(Given data)
+++++
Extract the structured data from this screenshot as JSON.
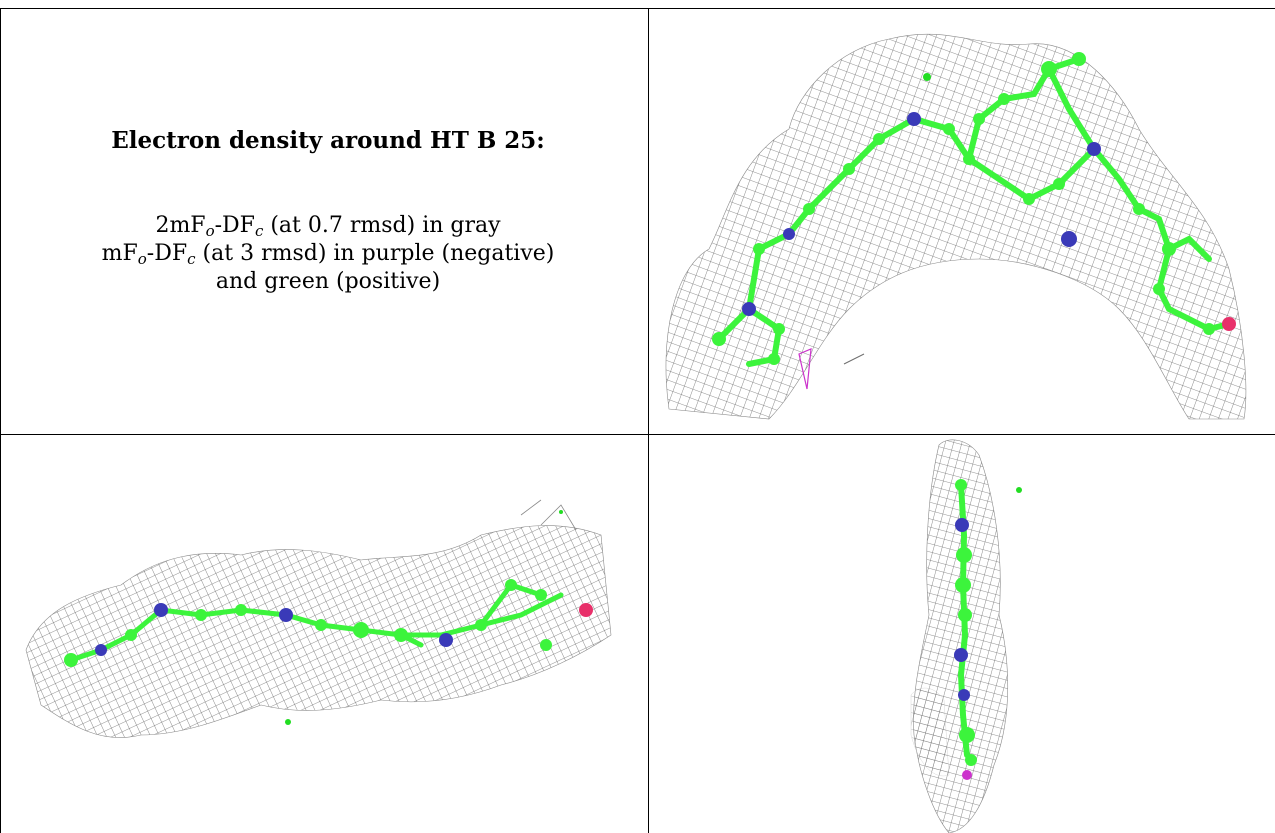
{
  "caption": {
    "title": "Electron density around HT B 25:",
    "line1": {
      "a": "2mF",
      "a_sub": "o",
      "b": "-DF",
      "b_sub": "c",
      "rest": " (at 0.7 rmsd) in gray"
    },
    "line2": {
      "a": "mF",
      "a_sub": "o",
      "b": "-DF",
      "b_sub": "c",
      "rest": " (at 3 rmsd) in purple (negative)"
    },
    "line3": "and green (positive)"
  },
  "colors": {
    "mesh": "#6e6e6e",
    "carbon": "#3cf43c",
    "nitrogen": "#3a3ab8",
    "oxygen": "#e8306a",
    "negative": "#cc33cc",
    "positive": "#22dd22"
  }
}
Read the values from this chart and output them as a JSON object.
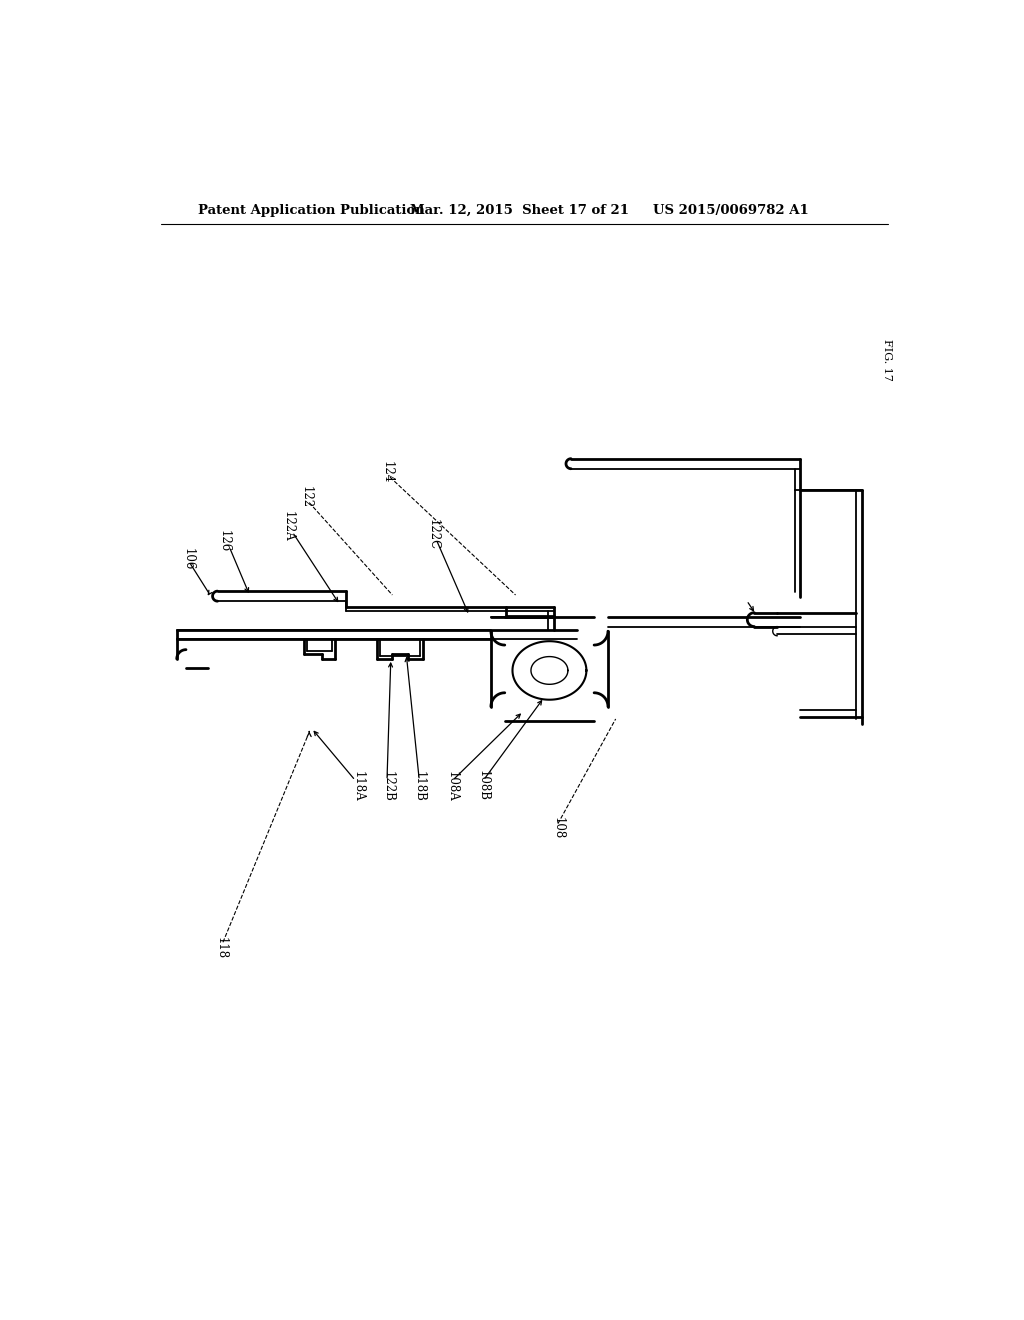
{
  "header_left": "Patent Application Publication",
  "header_center": "Mar. 12, 2015  Sheet 17 of 21",
  "header_right": "US 2015/0069782 A1",
  "fig_label": "FIG. 17",
  "background_color": "#ffffff",
  "line_color": "#000000"
}
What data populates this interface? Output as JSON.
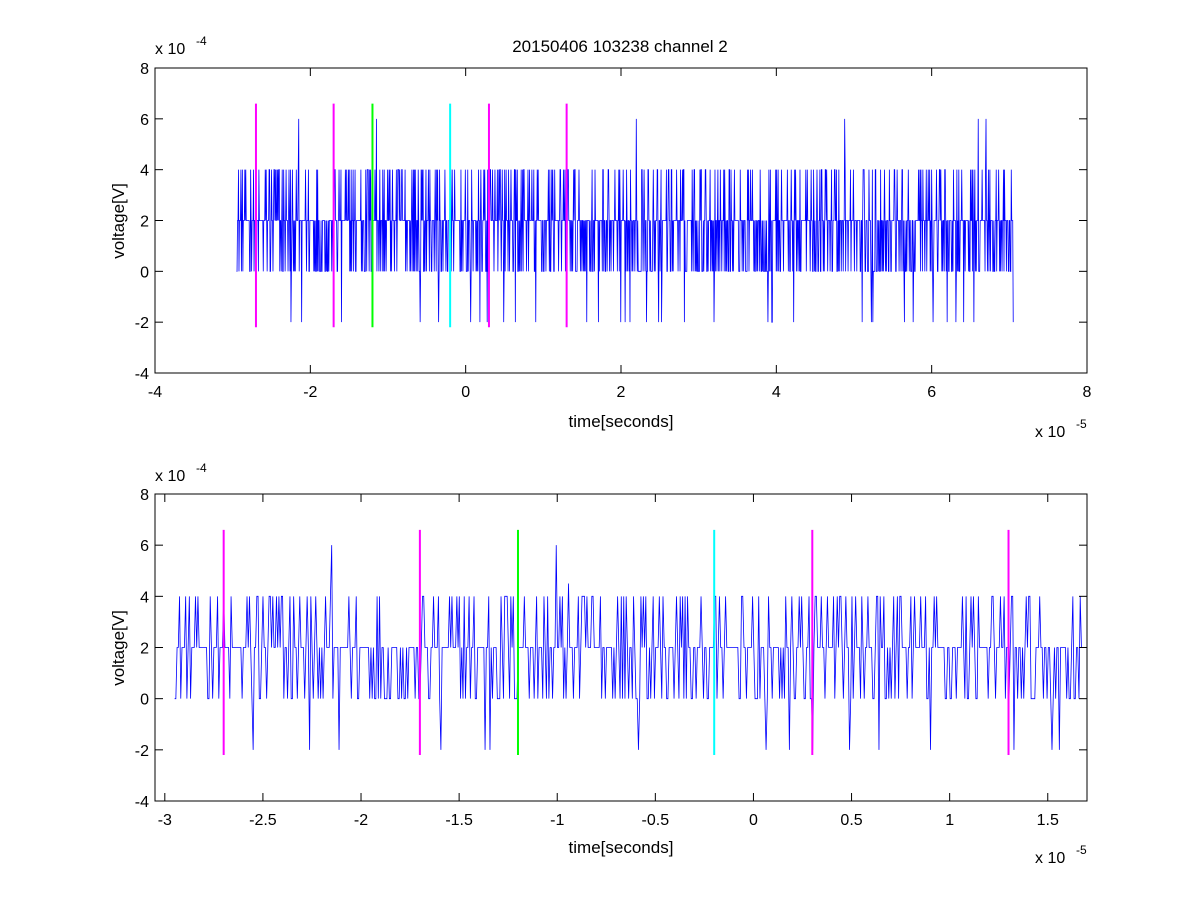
{
  "figure": {
    "title": "20150406 103238 channel 2",
    "colors": {
      "signal": "#0000ff",
      "magenta": "#ff00ff",
      "green": "#00ff00",
      "cyan": "#00ffff",
      "axes": "#000000"
    }
  },
  "chart_data": [
    {
      "type": "line",
      "title": "20150406 103238 channel 2",
      "xlabel": "time[seconds]",
      "ylabel": "voltage[V]",
      "x_exponent": "x 10",
      "x_exponent_power": "-5",
      "y_exponent": "x 10",
      "y_exponent_power": "-4",
      "xlim": [
        -4,
        8
      ],
      "ylim": [
        -4,
        8
      ],
      "xticks": [
        -4,
        -2,
        0,
        2,
        4,
        6,
        8
      ],
      "yticks": [
        -4,
        -2,
        0,
        2,
        4,
        6,
        8
      ],
      "xtick_labels": [
        "-4",
        "-2",
        "0",
        "2",
        "4",
        "6",
        "8"
      ],
      "ytick_labels": [
        "-4",
        "-2",
        "0",
        "2",
        "4",
        "6",
        "8"
      ],
      "grid": false,
      "signal": {
        "x_start": -2.95,
        "x_end": 7.05,
        "quantization_step": 2,
        "typical_values": [
          0,
          2,
          4
        ],
        "occasional_min": -2,
        "peaks": [
          {
            "x": -2.15,
            "y": 6
          },
          {
            "x": -1.15,
            "y": 6
          },
          {
            "x": 2.2,
            "y": 6
          },
          {
            "x": 4.88,
            "y": 6
          },
          {
            "x": 6.6,
            "y": 6
          },
          {
            "x": 6.7,
            "y": 6
          }
        ],
        "troughs": [
          {
            "x": -2.25,
            "y": -2
          },
          {
            "x": -1.6,
            "y": -2
          },
          {
            "x": -0.35,
            "y": -2
          },
          {
            "x": 0.28,
            "y": -2
          },
          {
            "x": 0.9,
            "y": -2
          },
          {
            "x": 1.3,
            "y": -2
          },
          {
            "x": 3.2,
            "y": -2
          },
          {
            "x": 3.95,
            "y": -2
          },
          {
            "x": 5.65,
            "y": -2
          },
          {
            "x": 6.2,
            "y": -2
          },
          {
            "x": 7.05,
            "y": -2
          }
        ]
      },
      "markers": [
        {
          "x": -2.7,
          "y_range": [
            -2.2,
            6.6
          ],
          "color": "magenta"
        },
        {
          "x": -1.7,
          "y_range": [
            -2.2,
            6.6
          ],
          "color": "magenta"
        },
        {
          "x": -1.2,
          "y_range": [
            -2.2,
            6.6
          ],
          "color": "green"
        },
        {
          "x": -0.2,
          "y_range": [
            -2.2,
            6.6
          ],
          "color": "cyan"
        },
        {
          "x": 0.3,
          "y_range": [
            -2.2,
            6.6
          ],
          "color": "magenta"
        },
        {
          "x": 1.3,
          "y_range": [
            -2.2,
            6.6
          ],
          "color": "magenta"
        }
      ]
    },
    {
      "type": "line",
      "title": "",
      "xlabel": "time[seconds]",
      "ylabel": "voltage[V]",
      "x_exponent": "x 10",
      "x_exponent_power": "-5",
      "y_exponent": "x 10",
      "y_exponent_power": "-4",
      "xlim": [
        -3.05,
        1.7
      ],
      "ylim": [
        -4,
        8
      ],
      "xticks": [
        -3,
        -2.5,
        -2,
        -1.5,
        -1,
        -0.5,
        0,
        0.5,
        1,
        1.5
      ],
      "yticks": [
        -4,
        -2,
        0,
        2,
        4,
        6,
        8
      ],
      "xtick_labels": [
        "-3",
        "-2.5",
        "-2",
        "-1.5",
        "-1",
        "-0.5",
        "0",
        "0.5",
        "1",
        "1.5"
      ],
      "ytick_labels": [
        "-4",
        "-2",
        "0",
        "2",
        "4",
        "6",
        "8"
      ],
      "grid": false,
      "signal": {
        "x_start": -2.95,
        "x_end": 1.7,
        "quantization_step": 2,
        "typical_values": [
          0,
          2,
          4
        ],
        "occasional_min": -2,
        "peaks": [
          {
            "x": -2.15,
            "y": 6
          },
          {
            "x": -1.005,
            "y": 6
          },
          {
            "x": -0.945,
            "y": 4.5
          },
          {
            "x": -0.055,
            "y": 4
          }
        ],
        "troughs": [
          {
            "x": -2.55,
            "y": -2
          },
          {
            "x": -2.26,
            "y": -2
          },
          {
            "x": -1.59,
            "y": -2
          },
          {
            "x": -1.37,
            "y": -2
          },
          {
            "x": -1.34,
            "y": -2
          },
          {
            "x": 0.3,
            "y": -2
          },
          {
            "x": 0.9,
            "y": -2
          },
          {
            "x": 1.33,
            "y": -2
          },
          {
            "x": 1.52,
            "y": -2
          }
        ]
      },
      "markers": [
        {
          "x": -2.7,
          "y_range": [
            -2.2,
            6.6
          ],
          "color": "magenta"
        },
        {
          "x": -1.7,
          "y_range": [
            -2.2,
            6.6
          ],
          "color": "magenta"
        },
        {
          "x": -1.2,
          "y_range": [
            -2.2,
            6.6
          ],
          "color": "green"
        },
        {
          "x": -0.2,
          "y_range": [
            -2.2,
            6.6
          ],
          "color": "cyan"
        },
        {
          "x": 0.3,
          "y_range": [
            -2.2,
            6.6
          ],
          "color": "magenta"
        },
        {
          "x": 1.3,
          "y_range": [
            -2.2,
            6.6
          ],
          "color": "magenta"
        }
      ]
    }
  ]
}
+++++
(Task goal) Pictures in the records above are left out; print everything else exactly as written.

(Task response)
Extract the structured data from this screenshot as JSON.
{
  "caption": {
    "title": "Electron density around HT B 25:",
    "line1": {
      "a": "2mF",
      "a_sub": "o",
      "b": "-DF",
      "b_sub": "c",
      "rest": " (at 0.7 rmsd) in gray"
    },
    "line2": {
      "a": "mF",
      "a_sub": "o",
      "b": "-DF",
      "b_sub": "c",
      "rest": " (at 3 rmsd) in purple (negative)"
    },
    "line3": "and green (positive)"
  },
  "colors": {
    "mesh": "#6e6e6e",
    "carbon": "#3cf43c",
    "nitrogen": "#3a3ab8",
    "oxygen": "#e8306a",
    "negative": "#cc33cc",
    "positive": "#22dd22"
  }
}
Read the values from this chart and output them as a JSON object.
{
  "header_left": "Patent Application Publication",
  "header_center": "Mar. 12, 2015  Sheet 17 of 21",
  "header_right": "US 2015/0069782 A1",
  "fig_label": "FIG. 17",
  "background_color": "#ffffff",
  "line_color": "#000000"
}
What data populates this interface? Output as JSON.
{
  "figure": {
    "title": "20150406 103238 channel 2",
    "colors": {
      "signal": "#0000ff",
      "magenta": "#ff00ff",
      "green": "#00ff00",
      "cyan": "#00ffff",
      "axes": "#000000"
    }
  },
  "chart_data": [
    {
      "type": "line",
      "title": "20150406 103238 channel 2",
      "xlabel": "time[seconds]",
      "ylabel": "voltage[V]",
      "x_exponent": "x 10",
      "x_exponent_power": "-5",
      "y_exponent": "x 10",
      "y_exponent_power": "-4",
      "xlim": [
        -4,
        8
      ],
      "ylim": [
        -4,
        8
      ],
      "xticks": [
        -4,
        -2,
        0,
        2,
        4,
        6,
        8
      ],
      "yticks": [
        -4,
        -2,
        0,
        2,
        4,
        6,
        8
      ],
      "xtick_labels": [
        "-4",
        "-2",
        "0",
        "2",
        "4",
        "6",
        "8"
      ],
      "ytick_labels": [
        "-4",
        "-2",
        "0",
        "2",
        "4",
        "6",
        "8"
      ],
      "grid": false,
      "signal": {
        "x_start": -2.95,
        "x_end": 7.05,
        "quantization_step": 2,
        "typical_values": [
          0,
          2,
          4
        ],
        "occasional_min": -2,
        "peaks": [
          {
            "x": -2.15,
            "y": 6
          },
          {
            "x": -1.15,
            "y": 6
          },
          {
            "x": 2.2,
            "y": 6
          },
          {
            "x": 4.88,
            "y": 6
          },
          {
            "x": 6.6,
            "y": 6
          },
          {
            "x": 6.7,
            "y": 6
          }
        ],
        "troughs": [
          {
            "x": -2.25,
            "y": -2
          },
          {
            "x": -1.6,
            "y": -2
          },
          {
            "x": -0.35,
            "y": -2
          },
          {
            "x": 0.28,
            "y": -2
          },
          {
            "x": 0.9,
            "y": -2
          },
          {
            "x": 1.3,
            "y": -2
          },
          {
            "x": 3.2,
            "y": -2
          },
          {
            "x": 3.95,
            "y": -2
          },
          {
            "x": 5.65,
            "y": -2
          },
          {
            "x": 6.2,
            "y": -2
          },
          {
            "x": 7.05,
            "y": -2
          }
        ]
      },
      "markers": [
        {
          "x": -2.7,
          "y_range": [
            -2.2,
            6.6
          ],
          "color": "magenta"
        },
        {
          "x": -1.7,
          "y_range": [
            -2.2,
            6.6
          ],
          "color": "magenta"
        },
        {
          "x": -1.2,
          "y_range": [
            -2.2,
            6.6
          ],
          "color": "green"
        },
        {
          "x": -0.2,
          "y_range": [
            -2.2,
            6.6
          ],
          "color": "cyan"
        },
        {
          "x": 0.3,
          "y_range": [
            -2.2,
            6.6
          ],
          "color": "magenta"
        },
        {
          "x": 1.3,
          "y_range": [
            -2.2,
            6.6
          ],
          "color": "magenta"
        }
      ]
    },
    {
      "type": "line",
      "title": "",
      "xlabel": "time[seconds]",
      "ylabel": "voltage[V]",
      "x_exponent": "x 10",
      "x_exponent_power": "-5",
      "y_exponent": "x 10",
      "y_exponent_power": "-4",
      "xlim": [
        -3.05,
        1.7
      ],
      "ylim": [
        -4,
        8
      ],
      "xticks": [
        -3,
        -2.5,
        -2,
        -1.5,
        -1,
        -0.5,
        0,
        0.5,
        1,
        1.5
      ],
      "yticks": [
        -4,
        -2,
        0,
        2,
        4,
        6,
        8
      ],
      "xtick_labels": [
        "-3",
        "-2.5",
        "-2",
        "-1.5",
        "-1",
        "-0.5",
        "0",
        "0.5",
        "1",
        "1.5"
      ],
      "ytick_labels": [
        "-4",
        "-2",
        "0",
        "2",
        "4",
        "6",
        "8"
      ],
      "grid": false,
      "signal": {
        "x_start": -2.95,
        "x_end": 1.7,
        "quantization_step": 2,
        "typical_values": [
          0,
          2,
          4
        ],
        "occasional_min": -2,
        "peaks": [
          {
            "x": -2.15,
            "y": 6
          },
          {
            "x": -1.005,
            "y": 6
          },
          {
            "x": -0.945,
            "y": 4.5
          },
          {
            "x": -0.055,
            "y": 4
          }
        ],
        "troughs": [
          {
            "x": -2.55,
            "y": -2
          },
          {
            "x": -2.26,
            "y": -2
          },
          {
            "x": -1.59,
            "y": -2
          },
          {
            "x": -1.37,
            "y": -2
          },
          {
            "x": -1.34,
            "y": -2
          },
          {
            "x": 0.3,
            "y": -2
          },
          {
            "x": 0.9,
            "y": -2
          },
          {
            "x": 1.33,
            "y": -2
          },
          {
            "x": 1.52,
            "y": -2
          }
        ]
      },
      "markers": [
        {
          "x": -2.7,
          "y_range": [
            -2.2,
            6.6
          ],
          "color": "magenta"
        },
        {
          "x": -1.7,
          "y_range": [
            -2.2,
            6.6
          ],
          "color": "magenta"
        },
        {
          "x": -1.2,
          "y_range": [
            -2.2,
            6.6
          ],
          "color": "green"
        },
        {
          "x": -0.2,
          "y_range": [
            -2.2,
            6.6
          ],
          "color": "cyan"
        },
        {
          "x": 0.3,
          "y_range": [
            -2.2,
            6.6
          ],
          "color": "magenta"
        },
        {
          "x": 1.3,
          "y_range": [
            -2.2,
            6.6
          ],
          "color": "magenta"
        }
      ]
    }
  ]
}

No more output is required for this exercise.